### DIRECTIONS FOR THIS TASK
Check every line of the data below for the string "document", and copy the ones that hold it.

(Excerpt from a dataset)

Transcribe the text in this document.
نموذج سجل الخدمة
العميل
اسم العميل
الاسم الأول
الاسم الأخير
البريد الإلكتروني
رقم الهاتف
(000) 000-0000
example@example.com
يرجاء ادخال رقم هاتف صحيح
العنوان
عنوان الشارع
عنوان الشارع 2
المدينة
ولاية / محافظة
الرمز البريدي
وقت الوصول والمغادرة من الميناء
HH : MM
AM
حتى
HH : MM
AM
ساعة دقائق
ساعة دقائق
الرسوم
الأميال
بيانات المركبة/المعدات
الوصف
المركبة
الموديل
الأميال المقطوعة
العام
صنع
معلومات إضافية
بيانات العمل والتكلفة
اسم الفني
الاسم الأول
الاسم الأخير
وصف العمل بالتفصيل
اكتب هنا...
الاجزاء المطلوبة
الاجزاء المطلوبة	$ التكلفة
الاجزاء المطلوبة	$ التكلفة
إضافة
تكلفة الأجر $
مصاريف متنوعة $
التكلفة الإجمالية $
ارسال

...

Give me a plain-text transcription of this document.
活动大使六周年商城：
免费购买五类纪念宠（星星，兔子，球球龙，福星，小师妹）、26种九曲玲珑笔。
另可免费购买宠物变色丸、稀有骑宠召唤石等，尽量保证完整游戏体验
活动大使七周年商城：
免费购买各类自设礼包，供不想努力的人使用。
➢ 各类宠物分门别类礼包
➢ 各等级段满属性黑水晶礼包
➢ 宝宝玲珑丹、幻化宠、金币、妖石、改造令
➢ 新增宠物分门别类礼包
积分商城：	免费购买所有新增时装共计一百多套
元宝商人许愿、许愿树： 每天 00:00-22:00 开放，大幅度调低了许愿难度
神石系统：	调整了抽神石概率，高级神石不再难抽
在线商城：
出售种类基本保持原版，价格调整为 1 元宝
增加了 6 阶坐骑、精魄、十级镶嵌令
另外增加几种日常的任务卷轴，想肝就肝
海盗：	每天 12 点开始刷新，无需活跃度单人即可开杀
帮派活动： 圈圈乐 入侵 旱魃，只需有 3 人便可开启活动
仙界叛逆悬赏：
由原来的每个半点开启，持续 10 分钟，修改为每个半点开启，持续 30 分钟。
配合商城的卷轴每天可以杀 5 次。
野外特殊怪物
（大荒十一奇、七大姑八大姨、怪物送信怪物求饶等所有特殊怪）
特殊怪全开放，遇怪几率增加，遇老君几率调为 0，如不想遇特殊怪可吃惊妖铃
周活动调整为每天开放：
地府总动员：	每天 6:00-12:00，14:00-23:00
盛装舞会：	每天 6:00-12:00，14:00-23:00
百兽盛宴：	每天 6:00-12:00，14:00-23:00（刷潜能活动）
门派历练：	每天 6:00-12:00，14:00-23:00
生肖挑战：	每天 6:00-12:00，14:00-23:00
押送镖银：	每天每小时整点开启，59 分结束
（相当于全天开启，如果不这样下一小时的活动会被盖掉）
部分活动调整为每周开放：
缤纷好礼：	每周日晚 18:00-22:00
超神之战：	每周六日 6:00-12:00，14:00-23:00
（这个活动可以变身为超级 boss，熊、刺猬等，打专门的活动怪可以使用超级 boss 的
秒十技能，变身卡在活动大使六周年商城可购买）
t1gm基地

### WRITTEN REPLY
Transcribe the text in this document.
Give me a plain-text transcription of this document.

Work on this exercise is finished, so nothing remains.